## START

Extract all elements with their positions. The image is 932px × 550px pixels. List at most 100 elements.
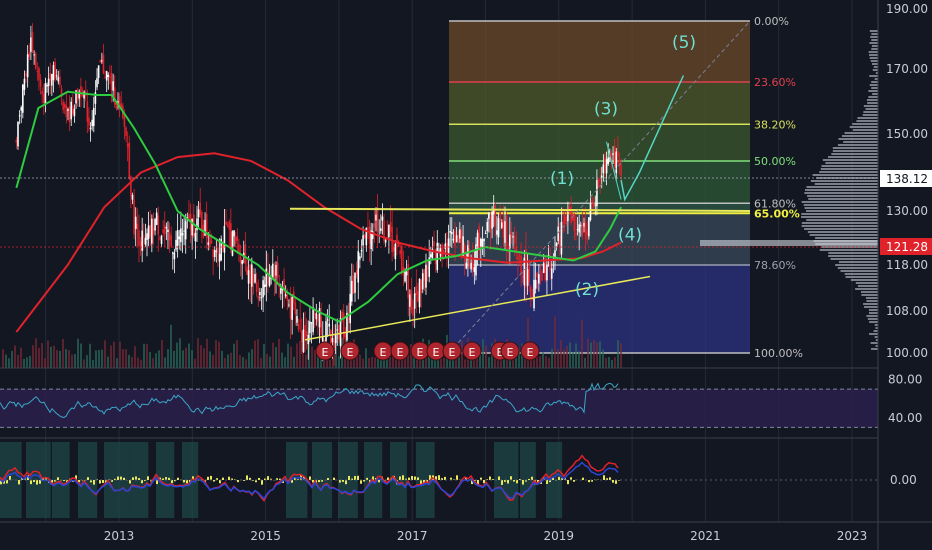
candle-body bbox=[237, 236, 239, 241]
year-tick-label: 2017 bbox=[397, 529, 428, 543]
osc2-histogram-bar bbox=[246, 475, 248, 480]
osc2-histogram-bar bbox=[399, 476, 401, 480]
price-tick-label: 118.00 bbox=[886, 258, 928, 272]
candle-body bbox=[349, 294, 351, 323]
candle-body bbox=[285, 294, 287, 296]
volume-bar bbox=[305, 355, 307, 368]
volume-bar bbox=[206, 339, 208, 368]
candle-body bbox=[615, 152, 617, 174]
volume-bar bbox=[224, 358, 226, 368]
volume-bar bbox=[590, 343, 592, 368]
candle-body bbox=[101, 60, 103, 61]
volume-profile-bar bbox=[871, 81, 878, 83]
volume-bar bbox=[620, 343, 622, 368]
candle-body bbox=[280, 288, 282, 293]
candle-body bbox=[219, 254, 221, 262]
volume-profile-bar bbox=[872, 45, 878, 47]
volume-bar bbox=[113, 342, 115, 368]
candle-body bbox=[256, 282, 258, 292]
candle-body bbox=[166, 227, 168, 228]
price-tick-label: 170.00 bbox=[886, 62, 928, 76]
osc2-histogram-bar bbox=[309, 476, 311, 480]
volume-bar bbox=[122, 349, 124, 368]
candle-body bbox=[178, 237, 180, 240]
fib-label: 23.60% bbox=[754, 76, 796, 89]
candle-body bbox=[153, 228, 155, 235]
candle-body bbox=[595, 204, 597, 205]
candle-body bbox=[172, 253, 174, 254]
volume-profile-bar bbox=[804, 204, 878, 206]
candle-body bbox=[603, 164, 605, 173]
candle-body bbox=[249, 265, 251, 284]
candle-body bbox=[45, 83, 47, 104]
earnings-marker-label: E bbox=[449, 346, 456, 359]
osc2-histogram-bar bbox=[57, 477, 59, 480]
candle-body bbox=[449, 231, 451, 233]
candle-body bbox=[133, 199, 135, 234]
earnings-marker-label: E bbox=[417, 346, 424, 359]
volume-profile-bar bbox=[870, 84, 878, 86]
candle-body bbox=[416, 286, 418, 295]
volume-profile-bar bbox=[831, 153, 878, 155]
volume-bar bbox=[548, 358, 550, 368]
volume-profile-bar bbox=[874, 330, 878, 332]
candle-body bbox=[512, 236, 514, 237]
candle-body bbox=[554, 250, 556, 257]
candle-body bbox=[170, 235, 172, 246]
volume-profile-bar bbox=[871, 342, 878, 344]
candle-body bbox=[446, 243, 448, 252]
candle-body bbox=[162, 229, 164, 233]
ma-price-label: 121.28 bbox=[886, 240, 928, 254]
candle-body bbox=[156, 213, 158, 225]
candle-body bbox=[277, 262, 279, 277]
candle-body bbox=[20, 107, 22, 110]
osc2-histogram-bar bbox=[6, 480, 8, 483]
volume-profile-bar bbox=[853, 129, 878, 131]
candle-body bbox=[199, 203, 201, 215]
volume-profile-bar bbox=[870, 36, 878, 38]
volume-bar bbox=[239, 355, 241, 368]
candle-body bbox=[87, 101, 89, 121]
candle-body bbox=[549, 262, 551, 271]
candle-body bbox=[514, 236, 516, 244]
candle-body bbox=[35, 54, 37, 69]
volume-bar bbox=[92, 360, 94, 368]
candle-body bbox=[241, 260, 243, 264]
volume-profile-bar bbox=[801, 213, 878, 215]
candle-body bbox=[164, 225, 166, 234]
volume-bar bbox=[218, 342, 220, 368]
volume-profile-bar bbox=[700, 240, 878, 246]
volume-bar bbox=[173, 351, 175, 368]
volume-bar bbox=[119, 342, 121, 368]
candle-body bbox=[338, 325, 340, 340]
volume-profile-bar bbox=[861, 294, 878, 296]
osc2-histogram-bar bbox=[492, 479, 494, 480]
fib-label: 65.00% bbox=[754, 207, 800, 220]
volume-bar bbox=[20, 348, 22, 368]
volume-bar bbox=[164, 357, 166, 368]
volume-bar bbox=[83, 359, 85, 368]
price-tick-label: 190.00 bbox=[886, 2, 928, 16]
volume-bar bbox=[182, 350, 184, 368]
candle-body bbox=[183, 231, 185, 232]
volume-profile-bar bbox=[867, 99, 878, 101]
volume-profile-bar bbox=[869, 42, 878, 44]
candle-body bbox=[336, 330, 338, 331]
osc2-histogram-bar bbox=[213, 480, 215, 481]
last-price-label: 138.12 bbox=[886, 172, 928, 186]
candle-body bbox=[51, 74, 53, 86]
candle-body bbox=[245, 245, 247, 264]
volume-bar bbox=[617, 340, 619, 368]
fib-label: 0.00% bbox=[754, 15, 789, 28]
fib-label: 38.20% bbox=[754, 118, 796, 131]
volume-bar bbox=[50, 347, 52, 368]
candle-body bbox=[517, 257, 519, 260]
candle-body bbox=[88, 118, 90, 126]
candle-body bbox=[345, 333, 347, 337]
volume-profile-bar bbox=[869, 54, 878, 56]
candle-body bbox=[404, 272, 406, 282]
candle-body bbox=[369, 227, 371, 244]
candle-body bbox=[588, 217, 590, 236]
volume-bar bbox=[5, 355, 7, 368]
osc2-histogram-bar bbox=[417, 477, 419, 480]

## END

Locate every line in the listing above that contains the string "tick" and copy each one out. Case counts.

year-tick-label: 2017 bbox=[397, 529, 428, 543]
price-tick-label: 118.00 bbox=[886, 258, 928, 272]
price-tick-label: 170.00 bbox=[886, 62, 928, 76]
price-tick-label: 190.00 bbox=[886, 2, 928, 16]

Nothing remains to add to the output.